ФРАГМЕНТ ДОКУМЕНТА:
<<<<

По мысли Гончарова, Ольга, познавшая «мятежные вопросы» человеческого бытия, тем самым постигла и красоту великого гуманистического дерзания; а Штольц, объяснивший, со ссылкой на Прометея, Макбета и Фауста, природу ее грусти, вполне основательно приобщил ее носительницу к мифологическим и литературным титанам. И не оттого ли, выслушав мужа, Ольга, говорит романист, «как безумная, бросилась к нему в объятья и как вакханка (т. е. будто древняя поклонница языческого бога Диониса-Вакха, знаками которого служили и те виноград и плющ, что „сверху донизу“ покрывали крымский коттедж Штольцев. — В.Н.), в страстном забытьи замерла на мгновенье (вот оно, важнейшее художественное понятие и „Фауста“ Гёте! — В.Н.), обвив ему шею руками» (с. 358)?!

И по заслугам: ведь проблема жизни и смерти, права человека и на физическое бессмертие, о которых в «крымской» главе «Обломова» размышляют его положительные герои, высоким метафизическим смыслом окрасили в России XIX века не одно творчество, но и самое бытие таких великих россиян, как И. Тургенев, Л. Толстой, Ф. Достоевский. Согласно, например, последнему, современный несовершенный человек, нравственно преобразившись в течение веков по заветам Христа, перейдет из исторического (временн о го) существования в космическое, чем объединится со своим бессмертным Отцом-Создателем. Но ведь и гончаровский Штольц, в этом случае, вне сомнения, двойник своего творца, был убежден: «Человек создан сам устроивать себя и даже менять свою природу …» (с. 305).

>>>>

ЧТО ВЫПОЛНИТЬ: Допишите следующий абзац статьи о крымской главе романа «Обломов», начав сразу после последнего приведённого предложения.

[Последовательность записей]
<<<<

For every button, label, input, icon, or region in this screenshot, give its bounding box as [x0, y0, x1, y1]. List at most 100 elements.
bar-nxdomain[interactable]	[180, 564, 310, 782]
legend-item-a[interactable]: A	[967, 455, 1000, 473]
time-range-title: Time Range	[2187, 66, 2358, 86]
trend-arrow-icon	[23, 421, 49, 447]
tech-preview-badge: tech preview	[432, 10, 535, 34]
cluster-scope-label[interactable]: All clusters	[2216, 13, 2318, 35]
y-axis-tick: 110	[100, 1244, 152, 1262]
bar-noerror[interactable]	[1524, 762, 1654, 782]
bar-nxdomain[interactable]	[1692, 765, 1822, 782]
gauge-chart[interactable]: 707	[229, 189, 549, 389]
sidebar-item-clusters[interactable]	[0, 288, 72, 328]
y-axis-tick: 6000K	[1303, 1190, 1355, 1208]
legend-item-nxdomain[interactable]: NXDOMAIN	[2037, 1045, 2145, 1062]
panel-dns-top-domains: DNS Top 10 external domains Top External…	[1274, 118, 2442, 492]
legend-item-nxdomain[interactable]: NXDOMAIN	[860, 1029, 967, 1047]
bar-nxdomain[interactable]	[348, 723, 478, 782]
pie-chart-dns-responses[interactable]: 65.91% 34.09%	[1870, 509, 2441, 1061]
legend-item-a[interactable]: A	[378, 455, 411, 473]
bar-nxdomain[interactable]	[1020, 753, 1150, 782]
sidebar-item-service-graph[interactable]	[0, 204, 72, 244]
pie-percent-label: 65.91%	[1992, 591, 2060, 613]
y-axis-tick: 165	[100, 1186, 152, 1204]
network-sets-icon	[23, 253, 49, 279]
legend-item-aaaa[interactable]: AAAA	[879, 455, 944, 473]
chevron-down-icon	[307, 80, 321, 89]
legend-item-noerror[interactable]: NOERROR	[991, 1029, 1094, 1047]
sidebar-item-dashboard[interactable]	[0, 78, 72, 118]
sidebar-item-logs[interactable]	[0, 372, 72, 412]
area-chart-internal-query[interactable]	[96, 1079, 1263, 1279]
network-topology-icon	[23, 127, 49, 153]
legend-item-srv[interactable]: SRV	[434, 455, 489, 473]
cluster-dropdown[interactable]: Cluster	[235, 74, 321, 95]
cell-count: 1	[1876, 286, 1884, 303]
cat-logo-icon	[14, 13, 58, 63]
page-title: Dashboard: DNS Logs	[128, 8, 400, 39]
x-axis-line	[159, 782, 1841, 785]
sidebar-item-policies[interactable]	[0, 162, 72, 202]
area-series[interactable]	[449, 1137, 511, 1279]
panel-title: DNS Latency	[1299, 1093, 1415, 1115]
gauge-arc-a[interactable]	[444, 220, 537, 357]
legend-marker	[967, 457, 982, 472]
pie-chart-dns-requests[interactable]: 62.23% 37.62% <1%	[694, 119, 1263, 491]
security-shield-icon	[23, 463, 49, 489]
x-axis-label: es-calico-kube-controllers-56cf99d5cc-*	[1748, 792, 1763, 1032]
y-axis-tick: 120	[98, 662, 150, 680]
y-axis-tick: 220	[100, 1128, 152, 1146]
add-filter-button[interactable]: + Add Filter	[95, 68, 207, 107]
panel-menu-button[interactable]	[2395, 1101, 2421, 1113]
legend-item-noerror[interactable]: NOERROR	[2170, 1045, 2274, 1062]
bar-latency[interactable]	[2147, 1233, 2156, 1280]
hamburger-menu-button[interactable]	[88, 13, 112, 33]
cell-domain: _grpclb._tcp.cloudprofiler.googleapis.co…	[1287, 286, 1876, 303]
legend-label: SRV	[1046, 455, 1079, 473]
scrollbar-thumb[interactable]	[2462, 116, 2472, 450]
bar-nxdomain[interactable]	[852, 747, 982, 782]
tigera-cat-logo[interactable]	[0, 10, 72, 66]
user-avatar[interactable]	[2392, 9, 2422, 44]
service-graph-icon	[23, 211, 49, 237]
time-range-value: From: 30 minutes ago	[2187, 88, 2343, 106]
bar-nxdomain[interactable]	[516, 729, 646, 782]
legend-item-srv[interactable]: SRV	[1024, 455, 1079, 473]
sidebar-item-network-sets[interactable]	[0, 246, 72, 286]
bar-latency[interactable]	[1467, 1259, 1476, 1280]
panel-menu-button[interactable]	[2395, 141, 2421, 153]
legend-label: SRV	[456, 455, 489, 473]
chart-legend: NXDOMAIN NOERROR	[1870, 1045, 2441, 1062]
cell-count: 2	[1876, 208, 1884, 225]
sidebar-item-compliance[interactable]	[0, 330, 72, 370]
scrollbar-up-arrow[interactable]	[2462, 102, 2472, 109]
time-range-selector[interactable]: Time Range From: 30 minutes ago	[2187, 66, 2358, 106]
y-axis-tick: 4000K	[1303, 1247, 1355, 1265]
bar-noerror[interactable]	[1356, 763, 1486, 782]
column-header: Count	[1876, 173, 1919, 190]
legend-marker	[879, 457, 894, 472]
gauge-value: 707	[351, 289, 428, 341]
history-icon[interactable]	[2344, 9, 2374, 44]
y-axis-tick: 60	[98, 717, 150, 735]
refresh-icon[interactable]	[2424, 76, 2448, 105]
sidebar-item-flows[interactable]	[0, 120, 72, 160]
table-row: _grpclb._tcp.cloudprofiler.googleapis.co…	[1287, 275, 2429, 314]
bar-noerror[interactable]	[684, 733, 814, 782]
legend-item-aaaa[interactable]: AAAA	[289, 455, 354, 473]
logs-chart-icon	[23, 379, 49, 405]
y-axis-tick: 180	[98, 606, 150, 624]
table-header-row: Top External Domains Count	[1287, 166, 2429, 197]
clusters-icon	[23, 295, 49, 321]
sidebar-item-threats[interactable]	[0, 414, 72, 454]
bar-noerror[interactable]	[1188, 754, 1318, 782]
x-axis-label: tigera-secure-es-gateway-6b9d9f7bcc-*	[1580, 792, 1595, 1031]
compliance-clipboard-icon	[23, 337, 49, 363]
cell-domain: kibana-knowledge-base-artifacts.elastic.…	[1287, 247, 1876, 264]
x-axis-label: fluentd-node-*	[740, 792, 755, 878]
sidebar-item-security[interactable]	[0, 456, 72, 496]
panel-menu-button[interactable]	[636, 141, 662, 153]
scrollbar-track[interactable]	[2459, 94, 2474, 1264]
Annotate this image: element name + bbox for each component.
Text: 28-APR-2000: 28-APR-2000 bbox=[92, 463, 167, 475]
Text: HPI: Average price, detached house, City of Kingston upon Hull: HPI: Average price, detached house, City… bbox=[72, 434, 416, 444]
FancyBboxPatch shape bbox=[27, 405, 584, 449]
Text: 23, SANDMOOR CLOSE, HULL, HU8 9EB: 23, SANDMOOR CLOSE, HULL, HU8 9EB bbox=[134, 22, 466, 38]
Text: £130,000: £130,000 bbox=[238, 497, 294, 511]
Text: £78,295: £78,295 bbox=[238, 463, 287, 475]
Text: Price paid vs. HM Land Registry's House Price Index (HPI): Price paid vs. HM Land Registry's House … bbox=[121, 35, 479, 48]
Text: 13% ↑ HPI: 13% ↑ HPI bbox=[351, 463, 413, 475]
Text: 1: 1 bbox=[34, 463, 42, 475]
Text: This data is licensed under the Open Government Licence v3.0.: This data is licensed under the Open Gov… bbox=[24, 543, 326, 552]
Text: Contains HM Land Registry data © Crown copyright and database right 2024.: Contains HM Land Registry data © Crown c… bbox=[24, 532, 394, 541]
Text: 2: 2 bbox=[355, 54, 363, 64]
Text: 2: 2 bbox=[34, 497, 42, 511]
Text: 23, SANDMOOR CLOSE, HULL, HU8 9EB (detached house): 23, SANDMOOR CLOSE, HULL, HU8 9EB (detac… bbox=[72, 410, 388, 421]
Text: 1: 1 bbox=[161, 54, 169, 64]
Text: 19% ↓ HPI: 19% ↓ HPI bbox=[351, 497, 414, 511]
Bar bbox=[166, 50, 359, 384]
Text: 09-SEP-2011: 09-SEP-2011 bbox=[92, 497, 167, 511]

>>>>

ПИСЬМЕННЫЙ ОТВЕТ:
На фоне заглавного героя романа и Ольги Ильинской литературный и мифологический контекст образа Андрея Штольца относительно скромен и малоощутим. Но сначала стоит напомнить сущность и основную функцию этого героя в «Обломове». Как и Ольга, Штольц — положительный персонаж романа и в качестве личности «синтетической», равно противостоящей односторонностям людей инертных (восточных) и суетных (западных), — положительная же альтернатива не только центральному, но и всем иным мужским лицам произведения. Но кого из художественно-литературных предшественников напоминает или, скажем иначе, чьи и какие их черты так или иначе отозвались в фигуре Штольца?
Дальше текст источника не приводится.